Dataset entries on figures
----------------

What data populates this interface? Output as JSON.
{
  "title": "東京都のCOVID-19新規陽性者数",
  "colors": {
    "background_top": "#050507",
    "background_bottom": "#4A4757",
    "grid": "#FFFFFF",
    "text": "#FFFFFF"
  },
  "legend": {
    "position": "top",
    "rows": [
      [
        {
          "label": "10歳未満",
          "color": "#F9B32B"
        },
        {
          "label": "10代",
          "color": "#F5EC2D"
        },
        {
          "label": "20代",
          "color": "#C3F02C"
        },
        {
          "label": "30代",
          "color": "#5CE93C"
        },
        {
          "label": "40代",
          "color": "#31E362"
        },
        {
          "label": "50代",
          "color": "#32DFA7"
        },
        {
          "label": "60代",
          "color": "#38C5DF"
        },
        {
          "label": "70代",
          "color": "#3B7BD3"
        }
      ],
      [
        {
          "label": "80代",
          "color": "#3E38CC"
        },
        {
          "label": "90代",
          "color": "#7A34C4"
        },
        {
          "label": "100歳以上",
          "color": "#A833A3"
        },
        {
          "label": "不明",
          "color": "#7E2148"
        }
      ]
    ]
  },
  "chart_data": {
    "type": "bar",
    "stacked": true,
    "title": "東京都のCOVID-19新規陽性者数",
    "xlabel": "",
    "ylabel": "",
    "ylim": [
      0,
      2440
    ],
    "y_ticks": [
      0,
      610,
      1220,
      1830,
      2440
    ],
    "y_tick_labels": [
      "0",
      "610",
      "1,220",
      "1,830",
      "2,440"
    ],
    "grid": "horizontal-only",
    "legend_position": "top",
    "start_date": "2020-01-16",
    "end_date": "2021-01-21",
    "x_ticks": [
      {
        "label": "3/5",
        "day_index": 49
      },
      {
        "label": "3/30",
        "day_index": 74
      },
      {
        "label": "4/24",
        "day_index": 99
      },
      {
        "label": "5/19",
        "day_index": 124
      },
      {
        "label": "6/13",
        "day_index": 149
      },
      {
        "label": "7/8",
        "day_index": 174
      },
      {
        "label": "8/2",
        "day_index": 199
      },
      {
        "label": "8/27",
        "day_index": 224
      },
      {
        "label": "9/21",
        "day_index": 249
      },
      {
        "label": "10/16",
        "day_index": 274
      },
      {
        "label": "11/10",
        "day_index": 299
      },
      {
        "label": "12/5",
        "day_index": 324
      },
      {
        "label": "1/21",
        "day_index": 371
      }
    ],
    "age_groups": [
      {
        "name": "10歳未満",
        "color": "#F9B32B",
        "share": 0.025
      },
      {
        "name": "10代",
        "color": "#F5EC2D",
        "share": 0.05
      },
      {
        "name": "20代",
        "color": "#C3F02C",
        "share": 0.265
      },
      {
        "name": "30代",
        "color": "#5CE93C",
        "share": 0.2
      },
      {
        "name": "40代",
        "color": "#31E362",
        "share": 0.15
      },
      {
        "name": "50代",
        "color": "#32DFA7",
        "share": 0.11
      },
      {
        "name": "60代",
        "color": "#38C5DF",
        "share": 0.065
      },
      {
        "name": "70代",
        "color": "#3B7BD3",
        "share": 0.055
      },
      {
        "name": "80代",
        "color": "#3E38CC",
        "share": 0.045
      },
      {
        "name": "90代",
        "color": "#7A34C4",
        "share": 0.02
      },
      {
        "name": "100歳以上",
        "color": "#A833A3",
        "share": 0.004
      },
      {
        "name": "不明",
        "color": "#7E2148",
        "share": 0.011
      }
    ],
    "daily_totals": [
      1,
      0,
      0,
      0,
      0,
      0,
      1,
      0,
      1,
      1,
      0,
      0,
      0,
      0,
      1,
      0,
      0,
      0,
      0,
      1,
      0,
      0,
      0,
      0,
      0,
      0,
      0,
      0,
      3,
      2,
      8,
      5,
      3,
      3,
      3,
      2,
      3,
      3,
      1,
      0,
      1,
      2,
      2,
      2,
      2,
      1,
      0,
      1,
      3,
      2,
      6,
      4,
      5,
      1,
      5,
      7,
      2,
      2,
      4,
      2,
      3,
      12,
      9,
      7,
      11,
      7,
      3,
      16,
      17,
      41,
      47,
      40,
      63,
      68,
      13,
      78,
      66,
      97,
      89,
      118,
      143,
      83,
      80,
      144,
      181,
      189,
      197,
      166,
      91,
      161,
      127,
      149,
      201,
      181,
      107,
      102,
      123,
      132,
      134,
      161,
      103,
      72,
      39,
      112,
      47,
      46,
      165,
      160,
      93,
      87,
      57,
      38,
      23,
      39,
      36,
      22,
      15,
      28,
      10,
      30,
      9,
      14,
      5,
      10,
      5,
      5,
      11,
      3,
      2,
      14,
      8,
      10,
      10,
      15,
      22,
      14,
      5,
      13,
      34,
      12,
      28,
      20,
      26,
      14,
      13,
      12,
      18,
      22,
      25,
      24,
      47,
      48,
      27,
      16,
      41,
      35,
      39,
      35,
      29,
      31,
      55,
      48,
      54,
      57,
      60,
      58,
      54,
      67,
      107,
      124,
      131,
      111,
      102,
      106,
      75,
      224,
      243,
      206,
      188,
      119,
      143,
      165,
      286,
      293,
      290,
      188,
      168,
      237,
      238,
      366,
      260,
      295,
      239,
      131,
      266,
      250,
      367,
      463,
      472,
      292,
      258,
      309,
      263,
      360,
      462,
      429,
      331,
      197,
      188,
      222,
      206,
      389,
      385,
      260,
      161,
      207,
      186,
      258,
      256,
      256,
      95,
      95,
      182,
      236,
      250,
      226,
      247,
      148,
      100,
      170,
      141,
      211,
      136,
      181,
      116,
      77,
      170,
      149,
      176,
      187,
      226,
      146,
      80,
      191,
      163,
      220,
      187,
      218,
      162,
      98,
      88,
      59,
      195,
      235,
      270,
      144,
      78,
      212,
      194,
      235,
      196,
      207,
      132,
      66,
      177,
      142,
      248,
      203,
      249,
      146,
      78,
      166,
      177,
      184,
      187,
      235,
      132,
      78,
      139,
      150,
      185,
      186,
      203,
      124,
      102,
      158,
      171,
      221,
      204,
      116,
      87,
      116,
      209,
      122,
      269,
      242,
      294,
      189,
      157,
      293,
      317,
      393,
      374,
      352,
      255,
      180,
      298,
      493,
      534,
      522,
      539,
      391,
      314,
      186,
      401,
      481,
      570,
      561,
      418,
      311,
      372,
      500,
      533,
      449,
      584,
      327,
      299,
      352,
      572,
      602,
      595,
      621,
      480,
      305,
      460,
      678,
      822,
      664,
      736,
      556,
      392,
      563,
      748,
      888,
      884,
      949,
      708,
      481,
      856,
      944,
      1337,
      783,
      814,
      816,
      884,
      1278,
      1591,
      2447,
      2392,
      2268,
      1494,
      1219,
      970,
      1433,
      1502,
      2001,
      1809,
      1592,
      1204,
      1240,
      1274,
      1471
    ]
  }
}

----------------

TASK STATEMENT »
Copy all lines from the material that hold "東京都のCOVID".

EXERCISE RESPONSE »
  "title": "東京都のCOVID-19新規陽性者数",
    "title": "東京都のCOVID-19新規陽性者数",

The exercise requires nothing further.